◆ Goal ◆
Write out every entry precisely as given, leaving the pictures out.

— start Dataset records —

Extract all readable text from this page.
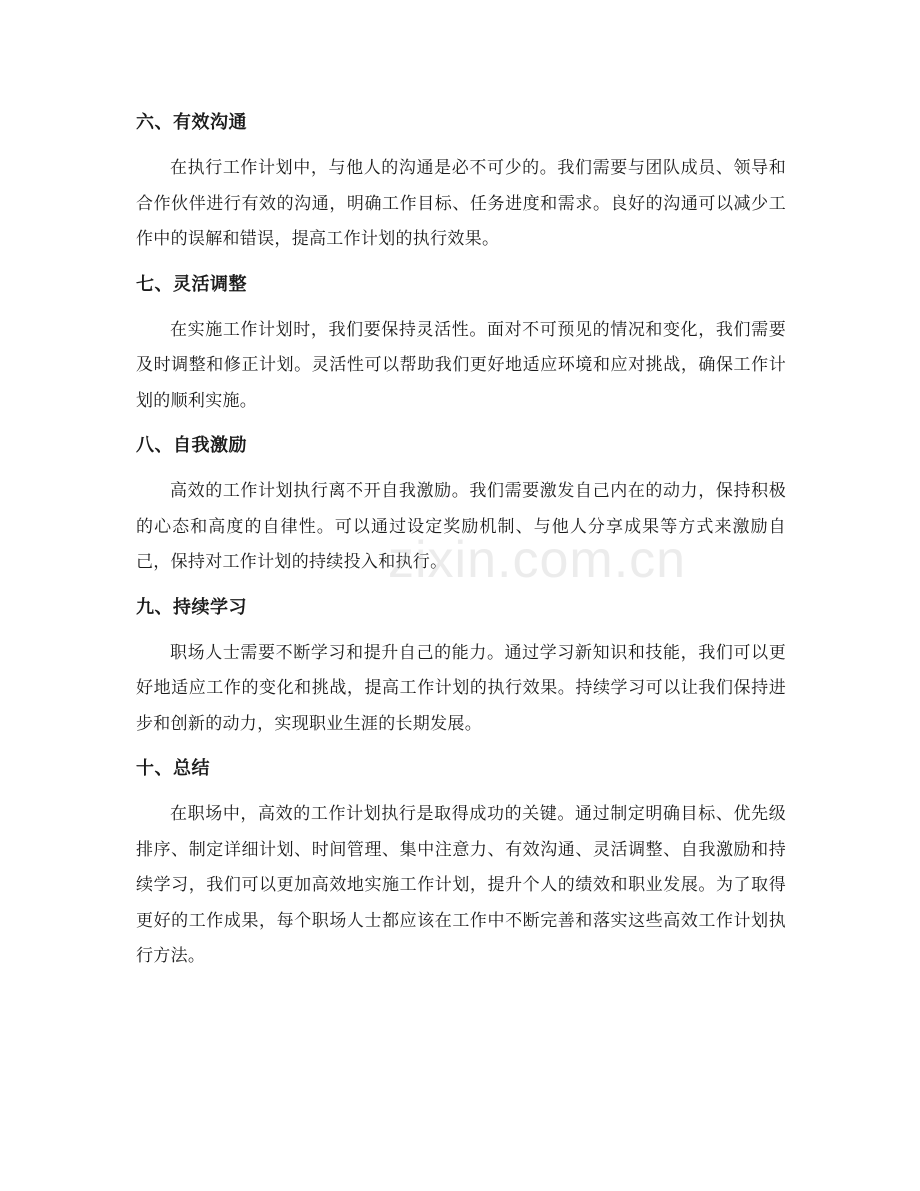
六、有效沟通

在执行工作计划中，与他人的沟通是必不可少的。我们需要与团队成员、领导和合作伙伴进行有效的沟通，明确工作目标、任务进度和需求。良好的沟通可以减少工作中的误解和错误，提高工作计划的执行效果。

七、灵活调整

在实施工作计划时，我们要保持灵活性。面对不可预见的情况和变化，我们需要及时调整和修正计划。灵活性可以帮助我们更好地适应环境和应对挑战，确保工作计划的顺利实施。

八、自我激励

高效的工作计划执行离不开自我激励。我们需要激发自己内在的动力，保持积极的心态和高度的自律性。可以通过设定奖励机制、与他人分享成果等方式来激励自己，保持对工作计划的持续投入和执行。

九、持续学习

职场人士需要不断学习和提升自己的能力。通过学习新知识和技能，我们可以更好地适应工作的变化和挑战，提高工作计划的执行效果。持续学习可以让我们保持进步和创新的动力，实现职业生涯的长期发展。

十、总结

在职场中，高效的工作计划执行是取得成功的关键。通过制定明确目标、优先级排序、制定详细计划、时间管理、集中注意力、有效沟通、灵活调整、自我激励和持续学习，我们可以更加高效地实施工作计划，提升个人的绩效和职业发展。为了取得更好的工作成果，每个职场人士都应该在工作中不断完善和落实这些高效工作计划执行方法。

zixin.com.cn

— end Dataset records —

◆ Solution to this task ◆
Extract all readable text from this page.
六、有效沟通

在执行工作计划中，与他人的沟通是必不可少的。我们需要与团队成员、领导和合作伙伴进行有效的沟通，明确工作目标、任务进度和需求。良好的沟通可以减少工作中的误解和错误，提高工作计划的执行效果。

七、灵活调整

在实施工作计划时，我们要保持灵活性。面对不可预见的情况和变化，我们需要及时调整和修正计划。灵活性可以帮助我们更好地适应环境和应对挑战，确保工作计划的顺利实施。

八、自我激励

高效的工作计划执行离不开自我激励。我们需要激发自己内在的动力，保持积极的心态和高度的自律性。可以通过设定奖励机制、与他人分享成果等方式来激励自己，保持对工作计划的持续投入和执行。

九、持续学习

职场人士需要不断学习和提升自己的能力。通过学习新知识和技能，我们可以更好地适应工作的变化和挑战，提高工作计划的执行效果。持续学习可以让我们保持进步和创新的动力，实现职业生涯的长期发展。

十、总结

在职场中，高效的工作计划执行是取得成功的关键。通过制定明确目标、优先级排序、制定详细计划、时间管理、集中注意力、有效沟通、灵活调整、自我激励和持续学习，我们可以更加高效地实施工作计划，提升个人的绩效和职业发展。为了取得更好的工作成果，每个职场人士都应该在工作中不断完善和落实这些高效工作计划执行方法。

zixin.com.cn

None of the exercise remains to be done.